## Start SUPPLIED RECORDS

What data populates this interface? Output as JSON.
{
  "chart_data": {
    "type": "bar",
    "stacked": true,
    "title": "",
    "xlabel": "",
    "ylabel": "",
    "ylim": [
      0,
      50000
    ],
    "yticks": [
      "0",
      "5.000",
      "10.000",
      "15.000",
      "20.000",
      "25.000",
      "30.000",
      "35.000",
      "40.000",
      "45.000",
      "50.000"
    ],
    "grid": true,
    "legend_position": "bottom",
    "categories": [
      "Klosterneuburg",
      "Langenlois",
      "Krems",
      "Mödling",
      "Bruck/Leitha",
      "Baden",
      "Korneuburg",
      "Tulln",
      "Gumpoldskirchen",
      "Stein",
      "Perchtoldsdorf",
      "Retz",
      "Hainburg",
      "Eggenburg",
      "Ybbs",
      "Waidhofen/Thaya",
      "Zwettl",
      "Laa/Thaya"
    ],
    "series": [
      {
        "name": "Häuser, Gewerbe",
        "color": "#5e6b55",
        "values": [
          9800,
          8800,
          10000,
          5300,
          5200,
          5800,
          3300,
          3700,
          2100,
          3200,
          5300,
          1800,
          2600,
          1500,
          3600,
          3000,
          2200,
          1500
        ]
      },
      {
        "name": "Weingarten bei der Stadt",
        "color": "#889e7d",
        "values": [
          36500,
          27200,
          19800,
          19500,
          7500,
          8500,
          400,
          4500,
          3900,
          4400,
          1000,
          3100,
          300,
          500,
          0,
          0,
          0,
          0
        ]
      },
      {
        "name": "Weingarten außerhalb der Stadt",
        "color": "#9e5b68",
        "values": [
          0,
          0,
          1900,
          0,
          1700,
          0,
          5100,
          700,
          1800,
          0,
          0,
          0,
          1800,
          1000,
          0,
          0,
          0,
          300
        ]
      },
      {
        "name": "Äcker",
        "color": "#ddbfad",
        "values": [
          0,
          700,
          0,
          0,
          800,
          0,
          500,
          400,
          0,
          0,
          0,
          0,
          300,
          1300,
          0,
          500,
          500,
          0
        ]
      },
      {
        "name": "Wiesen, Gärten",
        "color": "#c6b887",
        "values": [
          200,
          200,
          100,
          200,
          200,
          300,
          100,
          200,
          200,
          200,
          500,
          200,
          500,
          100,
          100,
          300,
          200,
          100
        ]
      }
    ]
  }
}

## End SUPPLIED RECORDS

:: AIM ::
Reproduce the listing above verbatim, from first line to last.

:: EXERCISE OUTPUT ::
What data populates this interface? Output as JSON.
{
  "chart_data": {
    "type": "bar",
    "stacked": true,
    "title": "",
    "xlabel": "",
    "ylabel": "",
    "ylim": [
      0,
      50000
    ],
    "yticks": [
      "0",
      "5.000",
      "10.000",
      "15.000",
      "20.000",
      "25.000",
      "30.000",
      "35.000",
      "40.000",
      "45.000",
      "50.000"
    ],
    "grid": true,
    "legend_position": "bottom",
    "categories": [
      "Klosterneuburg",
      "Langenlois",
      "Krems",
      "Mödling",
      "Bruck/Leitha",
      "Baden",
      "Korneuburg",
      "Tulln",
      "Gumpoldskirchen",
      "Stein",
      "Perchtoldsdorf",
      "Retz",
      "Hainburg",
      "Eggenburg",
      "Ybbs",
      "Waidhofen/Thaya",
      "Zwettl",
      "Laa/Thaya"
    ],
    "series": [
      {
        "name": "Häuser, Gewerbe",
        "color": "#5e6b55",
        "values": [
          9800,
          8800,
          10000,
          5300,
          5200,
          5800,
          3300,
          3700,
          2100,
          3200,
          5300,
          1800,
          2600,
          1500,
          3600,
          3000,
          2200,
          1500
        ]
      },
      {
        "name": "Weingarten bei der Stadt",
        "color": "#889e7d",
        "values": [
          36500,
          27200,
          19800,
          19500,
          7500,
          8500,
          400,
          4500,
          3900,
          4400,
          1000,
          3100,
          300,
          500,
          0,
          0,
          0,
          0
        ]
      },
      {
        "name": "Weingarten außerhalb der Stadt",
        "color": "#9e5b68",
        "values": [
          0,
          0,
          1900,
          0,
          1700,
          0,
          5100,
          700,
          1800,
          0,
          0,
          0,
          1800,
          1000,
          0,
          0,
          0,
          300
        ]
      },
      {
        "name": "Äcker",
        "color": "#ddbfad",
        "values": [
          0,
          700,
          0,
          0,
          800,
          0,
          500,
          400,
          0,
          0,
          0,
          0,
          300,
          1300,
          0,
          500,
          500,
          0
        ]
      },
      {
        "name": "Wiesen, Gärten",
        "color": "#c6b887",
        "values": [
          200,
          200,
          100,
          200,
          200,
          300,
          100,
          200,
          200,
          200,
          500,
          200,
          500,
          100,
          100,
          300,
          200,
          100
        ]
      }
    ]
  }
}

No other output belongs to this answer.